Saved entries:
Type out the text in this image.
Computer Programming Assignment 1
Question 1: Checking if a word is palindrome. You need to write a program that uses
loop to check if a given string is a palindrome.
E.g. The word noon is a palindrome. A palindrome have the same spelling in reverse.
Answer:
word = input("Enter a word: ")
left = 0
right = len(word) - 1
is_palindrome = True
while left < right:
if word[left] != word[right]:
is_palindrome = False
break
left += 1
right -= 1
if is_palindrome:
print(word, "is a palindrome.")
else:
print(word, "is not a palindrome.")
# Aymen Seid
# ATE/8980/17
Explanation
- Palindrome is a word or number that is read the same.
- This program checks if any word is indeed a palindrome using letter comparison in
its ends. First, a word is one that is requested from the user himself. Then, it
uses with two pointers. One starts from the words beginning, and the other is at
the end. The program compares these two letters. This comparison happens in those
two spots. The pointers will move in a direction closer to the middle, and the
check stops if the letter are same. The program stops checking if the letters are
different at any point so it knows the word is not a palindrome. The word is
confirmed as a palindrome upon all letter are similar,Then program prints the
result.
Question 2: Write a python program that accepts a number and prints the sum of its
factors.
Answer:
--
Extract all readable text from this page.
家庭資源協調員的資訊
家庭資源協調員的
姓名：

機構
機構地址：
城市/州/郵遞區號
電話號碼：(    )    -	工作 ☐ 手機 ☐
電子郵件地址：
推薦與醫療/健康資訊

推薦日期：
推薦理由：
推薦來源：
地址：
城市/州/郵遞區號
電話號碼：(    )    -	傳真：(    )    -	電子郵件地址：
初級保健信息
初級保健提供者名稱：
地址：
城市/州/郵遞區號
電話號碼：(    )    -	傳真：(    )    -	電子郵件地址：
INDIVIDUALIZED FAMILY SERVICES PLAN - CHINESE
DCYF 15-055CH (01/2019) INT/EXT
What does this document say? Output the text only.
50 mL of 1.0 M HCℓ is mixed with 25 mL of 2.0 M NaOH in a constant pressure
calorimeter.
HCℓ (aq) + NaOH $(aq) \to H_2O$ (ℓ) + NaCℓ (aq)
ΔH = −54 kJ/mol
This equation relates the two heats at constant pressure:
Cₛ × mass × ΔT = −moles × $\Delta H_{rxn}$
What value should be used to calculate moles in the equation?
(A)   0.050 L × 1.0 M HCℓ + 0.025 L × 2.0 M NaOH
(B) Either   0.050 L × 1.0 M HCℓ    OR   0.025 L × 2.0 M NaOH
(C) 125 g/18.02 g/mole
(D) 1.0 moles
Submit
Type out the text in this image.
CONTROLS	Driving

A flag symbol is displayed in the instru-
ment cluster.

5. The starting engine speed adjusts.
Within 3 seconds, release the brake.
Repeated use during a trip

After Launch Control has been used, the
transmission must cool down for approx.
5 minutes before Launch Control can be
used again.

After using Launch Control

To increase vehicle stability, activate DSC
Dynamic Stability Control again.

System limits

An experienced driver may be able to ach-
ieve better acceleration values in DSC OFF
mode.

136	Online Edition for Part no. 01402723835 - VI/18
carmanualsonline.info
==
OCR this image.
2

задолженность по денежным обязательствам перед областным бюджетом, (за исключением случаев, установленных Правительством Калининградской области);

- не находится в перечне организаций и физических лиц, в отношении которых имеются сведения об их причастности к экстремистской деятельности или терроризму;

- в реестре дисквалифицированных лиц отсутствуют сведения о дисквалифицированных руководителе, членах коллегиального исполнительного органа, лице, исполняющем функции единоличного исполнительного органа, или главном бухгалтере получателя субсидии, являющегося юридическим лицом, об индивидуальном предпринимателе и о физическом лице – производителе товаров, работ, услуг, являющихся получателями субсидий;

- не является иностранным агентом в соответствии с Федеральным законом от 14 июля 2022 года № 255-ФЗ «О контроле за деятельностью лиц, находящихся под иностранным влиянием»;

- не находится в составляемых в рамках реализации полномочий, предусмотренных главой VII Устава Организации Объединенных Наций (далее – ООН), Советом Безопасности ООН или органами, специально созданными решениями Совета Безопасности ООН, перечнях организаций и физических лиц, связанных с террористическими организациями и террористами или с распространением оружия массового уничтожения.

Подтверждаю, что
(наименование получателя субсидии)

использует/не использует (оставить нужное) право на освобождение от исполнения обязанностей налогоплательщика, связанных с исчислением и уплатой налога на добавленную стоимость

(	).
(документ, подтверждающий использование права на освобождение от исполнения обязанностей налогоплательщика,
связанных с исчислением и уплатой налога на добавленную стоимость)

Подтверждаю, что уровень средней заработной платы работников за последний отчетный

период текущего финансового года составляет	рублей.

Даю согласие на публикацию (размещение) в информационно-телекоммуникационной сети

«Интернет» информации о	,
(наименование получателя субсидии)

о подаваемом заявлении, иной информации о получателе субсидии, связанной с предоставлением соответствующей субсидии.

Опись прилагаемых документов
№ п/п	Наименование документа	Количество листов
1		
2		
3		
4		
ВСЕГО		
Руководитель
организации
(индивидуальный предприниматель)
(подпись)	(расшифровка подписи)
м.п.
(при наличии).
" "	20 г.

Task directions:
In the material above, show every line where the word "After" turns up.

Solution for this exercise:
After Launch Control has been used, the
After using Launch Control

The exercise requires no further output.